What you will do> Show all lines holding "marker".

━━━━━━━━━━━━━━━━

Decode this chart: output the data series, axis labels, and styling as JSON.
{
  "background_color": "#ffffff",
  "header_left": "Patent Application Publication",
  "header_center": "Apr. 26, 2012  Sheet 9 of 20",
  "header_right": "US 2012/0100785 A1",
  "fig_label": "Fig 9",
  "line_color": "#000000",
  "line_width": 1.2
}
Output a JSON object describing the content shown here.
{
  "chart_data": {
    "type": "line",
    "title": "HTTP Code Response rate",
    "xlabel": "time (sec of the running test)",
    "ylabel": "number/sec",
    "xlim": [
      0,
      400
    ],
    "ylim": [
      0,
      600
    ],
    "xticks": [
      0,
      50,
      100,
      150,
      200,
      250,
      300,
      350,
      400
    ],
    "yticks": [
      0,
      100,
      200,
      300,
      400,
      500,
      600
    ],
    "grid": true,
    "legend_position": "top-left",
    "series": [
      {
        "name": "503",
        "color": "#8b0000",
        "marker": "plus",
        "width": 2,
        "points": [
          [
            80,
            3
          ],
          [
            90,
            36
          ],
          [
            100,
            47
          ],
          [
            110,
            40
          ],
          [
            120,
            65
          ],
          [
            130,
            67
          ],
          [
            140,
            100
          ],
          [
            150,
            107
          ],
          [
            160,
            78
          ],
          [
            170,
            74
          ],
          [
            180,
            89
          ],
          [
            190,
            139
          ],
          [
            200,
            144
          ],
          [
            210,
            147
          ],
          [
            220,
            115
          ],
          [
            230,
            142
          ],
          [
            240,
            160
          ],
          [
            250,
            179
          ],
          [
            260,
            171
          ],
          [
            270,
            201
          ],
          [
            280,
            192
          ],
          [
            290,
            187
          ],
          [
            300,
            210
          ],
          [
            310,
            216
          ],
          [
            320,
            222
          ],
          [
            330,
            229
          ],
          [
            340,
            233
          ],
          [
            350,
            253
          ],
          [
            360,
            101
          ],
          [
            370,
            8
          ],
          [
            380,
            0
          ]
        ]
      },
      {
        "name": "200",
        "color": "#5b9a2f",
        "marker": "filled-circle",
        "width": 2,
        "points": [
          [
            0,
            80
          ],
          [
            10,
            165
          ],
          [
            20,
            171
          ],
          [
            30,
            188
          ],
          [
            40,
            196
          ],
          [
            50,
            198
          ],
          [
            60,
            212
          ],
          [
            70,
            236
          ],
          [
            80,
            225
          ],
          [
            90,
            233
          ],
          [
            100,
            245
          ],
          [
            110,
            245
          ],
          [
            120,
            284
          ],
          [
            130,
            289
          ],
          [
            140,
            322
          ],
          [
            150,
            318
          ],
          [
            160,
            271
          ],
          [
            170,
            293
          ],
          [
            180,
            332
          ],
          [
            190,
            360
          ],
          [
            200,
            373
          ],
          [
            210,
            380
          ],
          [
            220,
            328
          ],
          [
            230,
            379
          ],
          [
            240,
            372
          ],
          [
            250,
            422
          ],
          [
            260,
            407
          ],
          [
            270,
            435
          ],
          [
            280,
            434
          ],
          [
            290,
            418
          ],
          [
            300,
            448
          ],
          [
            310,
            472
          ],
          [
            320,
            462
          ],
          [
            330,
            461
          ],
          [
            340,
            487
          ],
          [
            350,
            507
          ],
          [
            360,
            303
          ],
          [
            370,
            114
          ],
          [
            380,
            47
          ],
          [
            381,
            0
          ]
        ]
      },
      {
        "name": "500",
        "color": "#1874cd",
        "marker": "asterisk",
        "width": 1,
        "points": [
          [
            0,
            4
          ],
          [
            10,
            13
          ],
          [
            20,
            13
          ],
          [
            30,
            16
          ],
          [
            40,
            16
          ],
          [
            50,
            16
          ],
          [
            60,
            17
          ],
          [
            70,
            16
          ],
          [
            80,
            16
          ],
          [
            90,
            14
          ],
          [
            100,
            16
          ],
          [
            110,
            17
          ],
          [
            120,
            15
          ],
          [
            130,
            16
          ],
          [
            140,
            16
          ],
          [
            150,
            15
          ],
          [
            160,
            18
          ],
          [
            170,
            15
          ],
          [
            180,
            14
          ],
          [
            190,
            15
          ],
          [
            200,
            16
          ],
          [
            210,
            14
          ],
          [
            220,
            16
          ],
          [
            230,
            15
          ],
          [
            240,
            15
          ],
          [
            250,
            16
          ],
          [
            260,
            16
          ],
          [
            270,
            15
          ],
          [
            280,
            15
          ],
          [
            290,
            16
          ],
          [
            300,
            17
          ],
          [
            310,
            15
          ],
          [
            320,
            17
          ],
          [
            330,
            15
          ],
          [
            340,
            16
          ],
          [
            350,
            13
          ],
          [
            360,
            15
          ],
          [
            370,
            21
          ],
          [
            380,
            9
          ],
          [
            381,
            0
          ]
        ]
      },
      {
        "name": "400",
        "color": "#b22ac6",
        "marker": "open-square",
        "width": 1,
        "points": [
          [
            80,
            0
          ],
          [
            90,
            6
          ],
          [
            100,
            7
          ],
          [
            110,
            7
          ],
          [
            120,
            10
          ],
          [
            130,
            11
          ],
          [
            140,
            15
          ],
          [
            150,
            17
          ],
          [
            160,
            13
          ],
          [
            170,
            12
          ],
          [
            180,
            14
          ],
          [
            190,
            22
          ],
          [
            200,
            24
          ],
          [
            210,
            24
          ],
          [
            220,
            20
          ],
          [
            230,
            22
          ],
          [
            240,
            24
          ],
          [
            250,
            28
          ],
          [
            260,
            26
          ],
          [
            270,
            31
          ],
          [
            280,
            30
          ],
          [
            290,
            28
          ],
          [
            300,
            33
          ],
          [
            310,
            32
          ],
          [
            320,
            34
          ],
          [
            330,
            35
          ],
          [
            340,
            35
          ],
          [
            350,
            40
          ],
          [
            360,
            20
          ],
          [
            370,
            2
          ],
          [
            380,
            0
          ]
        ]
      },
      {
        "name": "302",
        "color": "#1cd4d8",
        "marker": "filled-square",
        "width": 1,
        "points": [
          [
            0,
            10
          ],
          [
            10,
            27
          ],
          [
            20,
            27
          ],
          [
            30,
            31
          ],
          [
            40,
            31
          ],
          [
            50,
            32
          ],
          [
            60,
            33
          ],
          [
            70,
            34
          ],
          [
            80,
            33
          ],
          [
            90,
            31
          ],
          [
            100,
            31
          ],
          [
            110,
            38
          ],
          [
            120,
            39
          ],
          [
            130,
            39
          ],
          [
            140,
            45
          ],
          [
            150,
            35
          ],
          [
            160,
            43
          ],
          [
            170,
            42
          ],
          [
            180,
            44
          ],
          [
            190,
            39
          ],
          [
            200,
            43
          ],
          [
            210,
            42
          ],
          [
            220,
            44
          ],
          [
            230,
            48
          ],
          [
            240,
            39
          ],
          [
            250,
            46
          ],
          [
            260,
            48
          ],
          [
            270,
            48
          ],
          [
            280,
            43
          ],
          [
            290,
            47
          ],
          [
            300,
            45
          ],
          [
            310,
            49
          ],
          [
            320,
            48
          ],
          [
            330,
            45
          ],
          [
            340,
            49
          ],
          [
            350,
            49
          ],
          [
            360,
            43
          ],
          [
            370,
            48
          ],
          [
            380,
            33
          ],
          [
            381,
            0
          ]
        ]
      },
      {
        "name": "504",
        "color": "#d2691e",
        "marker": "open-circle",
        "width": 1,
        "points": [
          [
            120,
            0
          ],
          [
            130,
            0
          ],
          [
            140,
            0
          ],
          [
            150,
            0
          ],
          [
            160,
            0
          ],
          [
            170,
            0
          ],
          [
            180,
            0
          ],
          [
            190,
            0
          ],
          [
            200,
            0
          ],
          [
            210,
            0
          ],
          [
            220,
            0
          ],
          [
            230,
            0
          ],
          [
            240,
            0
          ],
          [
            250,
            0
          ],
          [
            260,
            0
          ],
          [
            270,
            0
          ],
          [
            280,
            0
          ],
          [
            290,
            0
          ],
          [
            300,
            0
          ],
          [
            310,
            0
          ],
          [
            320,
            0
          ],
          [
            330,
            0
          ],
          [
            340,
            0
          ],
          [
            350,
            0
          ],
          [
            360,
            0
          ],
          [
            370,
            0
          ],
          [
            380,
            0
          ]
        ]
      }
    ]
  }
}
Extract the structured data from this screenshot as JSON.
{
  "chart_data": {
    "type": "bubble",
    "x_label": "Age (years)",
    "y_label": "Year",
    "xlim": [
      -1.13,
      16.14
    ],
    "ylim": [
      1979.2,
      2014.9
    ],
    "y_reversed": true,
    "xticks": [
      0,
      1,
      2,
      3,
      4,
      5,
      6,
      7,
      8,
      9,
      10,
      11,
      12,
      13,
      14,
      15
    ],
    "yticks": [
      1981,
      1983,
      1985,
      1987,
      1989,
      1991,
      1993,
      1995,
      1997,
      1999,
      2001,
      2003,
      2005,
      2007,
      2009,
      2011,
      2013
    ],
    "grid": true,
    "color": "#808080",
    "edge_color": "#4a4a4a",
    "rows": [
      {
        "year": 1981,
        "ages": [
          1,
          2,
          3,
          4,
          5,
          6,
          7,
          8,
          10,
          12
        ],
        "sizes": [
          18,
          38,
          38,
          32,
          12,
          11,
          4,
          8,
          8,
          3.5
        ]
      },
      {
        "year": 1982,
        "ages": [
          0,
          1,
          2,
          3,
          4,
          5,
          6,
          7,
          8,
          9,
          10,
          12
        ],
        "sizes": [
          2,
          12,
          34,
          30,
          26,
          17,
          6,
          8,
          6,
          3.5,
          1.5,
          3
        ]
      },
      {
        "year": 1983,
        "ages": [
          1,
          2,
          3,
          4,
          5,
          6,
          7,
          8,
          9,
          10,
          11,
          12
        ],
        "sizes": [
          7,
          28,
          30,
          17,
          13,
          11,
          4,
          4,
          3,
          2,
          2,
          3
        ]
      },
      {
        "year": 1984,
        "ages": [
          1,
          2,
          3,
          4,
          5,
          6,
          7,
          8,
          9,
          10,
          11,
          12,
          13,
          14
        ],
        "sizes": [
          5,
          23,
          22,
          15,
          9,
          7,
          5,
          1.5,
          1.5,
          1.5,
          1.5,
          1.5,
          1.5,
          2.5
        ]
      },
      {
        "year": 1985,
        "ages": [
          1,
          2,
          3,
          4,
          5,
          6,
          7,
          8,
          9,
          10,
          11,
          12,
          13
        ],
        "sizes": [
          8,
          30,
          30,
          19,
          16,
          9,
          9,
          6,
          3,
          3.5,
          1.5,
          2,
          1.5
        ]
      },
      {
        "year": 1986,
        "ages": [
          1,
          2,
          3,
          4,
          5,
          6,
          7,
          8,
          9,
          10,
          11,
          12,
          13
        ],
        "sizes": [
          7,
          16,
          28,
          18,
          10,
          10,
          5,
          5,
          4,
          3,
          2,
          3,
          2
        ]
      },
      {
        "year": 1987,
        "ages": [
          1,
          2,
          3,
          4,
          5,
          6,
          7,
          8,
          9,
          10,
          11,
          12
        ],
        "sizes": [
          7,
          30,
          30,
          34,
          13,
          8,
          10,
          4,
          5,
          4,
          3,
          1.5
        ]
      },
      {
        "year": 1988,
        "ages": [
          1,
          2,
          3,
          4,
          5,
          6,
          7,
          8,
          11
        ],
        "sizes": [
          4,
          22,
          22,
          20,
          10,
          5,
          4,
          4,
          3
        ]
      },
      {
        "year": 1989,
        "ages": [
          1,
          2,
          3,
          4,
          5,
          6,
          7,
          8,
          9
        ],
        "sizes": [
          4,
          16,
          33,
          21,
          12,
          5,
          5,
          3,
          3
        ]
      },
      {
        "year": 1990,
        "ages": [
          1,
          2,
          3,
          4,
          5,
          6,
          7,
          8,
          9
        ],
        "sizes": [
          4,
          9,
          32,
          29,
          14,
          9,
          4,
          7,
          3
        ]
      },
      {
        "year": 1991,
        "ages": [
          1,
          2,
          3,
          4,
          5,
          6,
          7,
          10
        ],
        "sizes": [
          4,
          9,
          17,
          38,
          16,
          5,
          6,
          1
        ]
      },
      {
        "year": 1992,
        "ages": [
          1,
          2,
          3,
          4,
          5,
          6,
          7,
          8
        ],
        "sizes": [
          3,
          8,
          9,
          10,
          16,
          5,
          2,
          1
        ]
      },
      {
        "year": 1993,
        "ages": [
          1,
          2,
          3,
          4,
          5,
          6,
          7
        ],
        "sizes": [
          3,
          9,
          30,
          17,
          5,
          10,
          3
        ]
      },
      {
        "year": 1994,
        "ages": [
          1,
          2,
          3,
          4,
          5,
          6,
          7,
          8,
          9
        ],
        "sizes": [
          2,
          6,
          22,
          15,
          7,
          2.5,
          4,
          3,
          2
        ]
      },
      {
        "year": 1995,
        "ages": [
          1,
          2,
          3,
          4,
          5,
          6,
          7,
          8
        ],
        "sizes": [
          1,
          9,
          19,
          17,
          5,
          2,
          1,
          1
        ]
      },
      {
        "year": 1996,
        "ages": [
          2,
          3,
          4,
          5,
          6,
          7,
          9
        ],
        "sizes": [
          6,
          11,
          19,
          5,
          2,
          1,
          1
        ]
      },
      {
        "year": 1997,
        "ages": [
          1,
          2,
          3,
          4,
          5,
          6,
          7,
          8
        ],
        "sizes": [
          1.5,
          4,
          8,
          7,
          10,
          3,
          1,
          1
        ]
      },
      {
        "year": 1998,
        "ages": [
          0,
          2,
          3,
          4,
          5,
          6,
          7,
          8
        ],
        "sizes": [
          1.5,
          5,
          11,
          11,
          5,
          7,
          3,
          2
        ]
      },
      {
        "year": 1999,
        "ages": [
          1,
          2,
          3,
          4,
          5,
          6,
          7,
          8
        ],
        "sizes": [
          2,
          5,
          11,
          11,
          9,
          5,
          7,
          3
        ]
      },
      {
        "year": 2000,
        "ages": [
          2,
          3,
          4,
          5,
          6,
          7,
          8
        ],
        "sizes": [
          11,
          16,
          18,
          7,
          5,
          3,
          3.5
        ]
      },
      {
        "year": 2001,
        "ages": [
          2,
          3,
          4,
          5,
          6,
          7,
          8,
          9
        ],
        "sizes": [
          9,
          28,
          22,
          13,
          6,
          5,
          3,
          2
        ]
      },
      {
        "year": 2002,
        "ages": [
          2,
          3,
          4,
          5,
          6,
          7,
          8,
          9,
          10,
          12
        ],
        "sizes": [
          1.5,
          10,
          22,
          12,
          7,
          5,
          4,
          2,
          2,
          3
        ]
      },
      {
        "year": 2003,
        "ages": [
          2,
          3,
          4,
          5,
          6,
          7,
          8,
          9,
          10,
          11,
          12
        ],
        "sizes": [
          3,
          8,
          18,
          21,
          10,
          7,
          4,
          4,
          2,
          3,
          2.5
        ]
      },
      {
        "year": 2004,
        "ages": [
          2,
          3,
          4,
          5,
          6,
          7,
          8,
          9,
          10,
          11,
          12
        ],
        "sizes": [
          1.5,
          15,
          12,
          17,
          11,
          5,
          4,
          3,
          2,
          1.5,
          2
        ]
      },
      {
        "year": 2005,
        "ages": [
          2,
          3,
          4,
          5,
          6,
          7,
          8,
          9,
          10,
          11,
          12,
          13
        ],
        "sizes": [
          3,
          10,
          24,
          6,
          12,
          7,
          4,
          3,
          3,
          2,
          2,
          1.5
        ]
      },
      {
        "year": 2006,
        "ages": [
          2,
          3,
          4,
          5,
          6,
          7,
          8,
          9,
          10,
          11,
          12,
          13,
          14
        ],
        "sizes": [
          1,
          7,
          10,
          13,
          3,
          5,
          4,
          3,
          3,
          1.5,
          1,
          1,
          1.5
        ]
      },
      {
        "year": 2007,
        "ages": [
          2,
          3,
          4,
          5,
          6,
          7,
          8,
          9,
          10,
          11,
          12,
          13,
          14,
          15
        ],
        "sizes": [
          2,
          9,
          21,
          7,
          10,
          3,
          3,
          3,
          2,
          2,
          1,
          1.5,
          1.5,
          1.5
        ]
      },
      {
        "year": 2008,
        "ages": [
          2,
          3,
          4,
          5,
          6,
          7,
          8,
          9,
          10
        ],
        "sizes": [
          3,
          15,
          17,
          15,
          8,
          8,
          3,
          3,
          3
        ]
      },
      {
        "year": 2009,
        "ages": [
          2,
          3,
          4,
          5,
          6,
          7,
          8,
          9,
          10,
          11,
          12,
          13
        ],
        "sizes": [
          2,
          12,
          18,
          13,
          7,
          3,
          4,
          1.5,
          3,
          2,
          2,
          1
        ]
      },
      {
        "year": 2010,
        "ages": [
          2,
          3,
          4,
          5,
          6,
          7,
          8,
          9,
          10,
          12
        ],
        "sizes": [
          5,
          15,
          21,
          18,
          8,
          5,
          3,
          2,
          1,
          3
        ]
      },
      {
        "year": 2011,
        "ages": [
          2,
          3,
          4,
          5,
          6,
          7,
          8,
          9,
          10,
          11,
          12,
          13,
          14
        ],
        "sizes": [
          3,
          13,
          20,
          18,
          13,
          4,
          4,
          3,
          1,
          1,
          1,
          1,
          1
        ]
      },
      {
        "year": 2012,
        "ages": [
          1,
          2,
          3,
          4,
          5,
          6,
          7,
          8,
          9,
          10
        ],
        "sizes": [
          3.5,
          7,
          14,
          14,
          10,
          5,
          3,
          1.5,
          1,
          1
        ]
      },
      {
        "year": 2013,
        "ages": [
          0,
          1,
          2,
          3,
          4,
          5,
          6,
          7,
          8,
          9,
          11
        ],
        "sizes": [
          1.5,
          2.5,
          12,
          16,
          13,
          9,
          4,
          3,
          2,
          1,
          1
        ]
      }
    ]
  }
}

━━━━━━━━━━━━━━━━

Result of the exercise>
        "marker": "plus",
        "marker": "filled-circle",
        "marker": "asterisk",
        "marker": "open-square",
        "marker": "filled-square",
        "marker": "open-circle",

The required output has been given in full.